GESTELLTE AUFGABE
Wie lautet der Abschnitt des Textes über Verbote, der bei „Und man sie“ beginnt und bei „der NPD zu.“ endet, wenn man darin „Verbotsforderer“ in „Verbotsbefürworter“ umbenennt?

SEITENAUSSCHNITT
****************************************

Und man sie trotzdem nicht verbieten sollte
Sowas gehört doch verboten! Ein typisch deutscher Ausdruck, der durch seine Sprache schon verrät, wie Verbote in der deutschen Öffentlichkeit behandelt werden. Sie werden verwendet um etwas, was in der persönlichen Meinung des „Bürgers“ nicht so sein sollte, in diesen ordnungsgemäßen Zustand des Nicht - Vorhandensein zurückzuführen. Oftmals wenig effektiv. Wenn ein solches Eingreifen des Staates in das öffentliche Leben sogar von einem Großteil der Bürger gefordert wird, deutet das darauf hin, dass diese Verbotsforderer entweder
a) nicht direkt beteiligt sind
oder
b) vor etwas Angst haben, weswegen sie sich an eine höhere Autorität klammern, statt sich des Problems selbst anzunehmen oder es zu ignorieren
Beides muss nicht unbedingt schlecht sein, manchmal schon. Das trifft im Fall des inzwischen wahrscheinlichen Verbots der NPD zu.

****************************************

GESPEICHERTE ZEILEN
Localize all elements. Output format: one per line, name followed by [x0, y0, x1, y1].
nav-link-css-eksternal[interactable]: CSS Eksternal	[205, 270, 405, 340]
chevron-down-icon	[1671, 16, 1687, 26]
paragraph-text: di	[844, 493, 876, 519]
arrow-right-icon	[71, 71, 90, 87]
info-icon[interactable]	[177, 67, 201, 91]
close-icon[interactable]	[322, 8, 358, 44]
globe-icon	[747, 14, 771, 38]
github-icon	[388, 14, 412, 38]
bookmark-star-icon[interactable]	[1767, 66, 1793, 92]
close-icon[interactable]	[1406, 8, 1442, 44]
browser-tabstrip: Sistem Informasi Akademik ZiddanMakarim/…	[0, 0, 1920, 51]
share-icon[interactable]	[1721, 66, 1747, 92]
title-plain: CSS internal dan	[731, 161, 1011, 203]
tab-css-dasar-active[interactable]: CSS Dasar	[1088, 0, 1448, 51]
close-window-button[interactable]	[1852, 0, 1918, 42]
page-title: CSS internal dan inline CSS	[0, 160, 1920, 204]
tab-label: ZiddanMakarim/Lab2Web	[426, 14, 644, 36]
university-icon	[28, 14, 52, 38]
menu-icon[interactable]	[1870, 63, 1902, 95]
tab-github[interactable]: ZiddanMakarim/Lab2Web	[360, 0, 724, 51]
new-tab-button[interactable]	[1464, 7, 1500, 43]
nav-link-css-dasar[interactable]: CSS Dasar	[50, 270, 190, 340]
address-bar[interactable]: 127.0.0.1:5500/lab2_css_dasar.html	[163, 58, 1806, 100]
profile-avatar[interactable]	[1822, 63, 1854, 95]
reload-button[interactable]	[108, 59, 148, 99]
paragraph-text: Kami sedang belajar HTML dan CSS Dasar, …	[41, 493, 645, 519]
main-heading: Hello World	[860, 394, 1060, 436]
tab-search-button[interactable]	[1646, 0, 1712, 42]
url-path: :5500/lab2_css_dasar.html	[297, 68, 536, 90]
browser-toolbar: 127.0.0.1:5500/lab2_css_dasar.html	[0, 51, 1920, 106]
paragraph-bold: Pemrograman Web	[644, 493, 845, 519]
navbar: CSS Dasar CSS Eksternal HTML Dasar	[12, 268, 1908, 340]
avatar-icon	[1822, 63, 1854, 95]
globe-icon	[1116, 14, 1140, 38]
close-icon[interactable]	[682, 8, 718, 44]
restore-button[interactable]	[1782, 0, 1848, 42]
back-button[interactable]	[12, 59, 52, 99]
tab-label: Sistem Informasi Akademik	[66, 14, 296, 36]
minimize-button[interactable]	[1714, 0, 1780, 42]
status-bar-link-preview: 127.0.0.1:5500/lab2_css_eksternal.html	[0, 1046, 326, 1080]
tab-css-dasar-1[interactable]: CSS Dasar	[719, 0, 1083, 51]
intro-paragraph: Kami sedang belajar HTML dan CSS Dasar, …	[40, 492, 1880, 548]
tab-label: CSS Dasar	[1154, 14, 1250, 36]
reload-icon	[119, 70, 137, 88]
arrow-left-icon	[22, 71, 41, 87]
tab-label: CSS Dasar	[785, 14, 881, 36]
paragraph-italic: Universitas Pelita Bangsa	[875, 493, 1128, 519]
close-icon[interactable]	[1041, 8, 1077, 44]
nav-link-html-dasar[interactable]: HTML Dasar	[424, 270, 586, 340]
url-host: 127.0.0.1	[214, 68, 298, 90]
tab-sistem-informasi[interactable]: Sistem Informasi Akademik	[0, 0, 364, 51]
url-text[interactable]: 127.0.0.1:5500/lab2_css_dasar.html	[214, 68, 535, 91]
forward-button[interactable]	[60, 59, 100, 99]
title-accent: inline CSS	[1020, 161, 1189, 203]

****************************************

VOLLSTÄNDIGE ANTWORT
Und man sie trotzdem nicht verbieten sollte
Sowas gehört doch verboten! Ein typisch deutscher Ausdruck, der durch seine Sprache schon verrät, wie Verbote in der deutschen Öffentlichkeit behandelt werden. Sie werden verwendet um etwas, was in der persönlichen Meinung des „Bürgers“ nicht so sein sollte, in diesen ordnungsgemäßen Zustand des Nicht - Vorhandensein zurückzuführen. Oftmals wenig effektiv. Wenn ein solches Eingreifen des Staates in das öffentliche Leben sogar von einem Großteil der Bürger gefordert wird, deutet das darauf hin, dass diese Verbotsbefürworter entweder
a) nicht direkt beteiligt sind
oder
b) vor etwas Angst haben, weswegen sie sich an eine höhere Autorität klammern, statt sich des Problems selbst anzunehmen oder es zu ignorieren
Beides muss nicht unbedingt schlecht sein, manchmal schon. Das trifft im Fall des inzwischen wahrscheinlichen Verbots der NPD zu.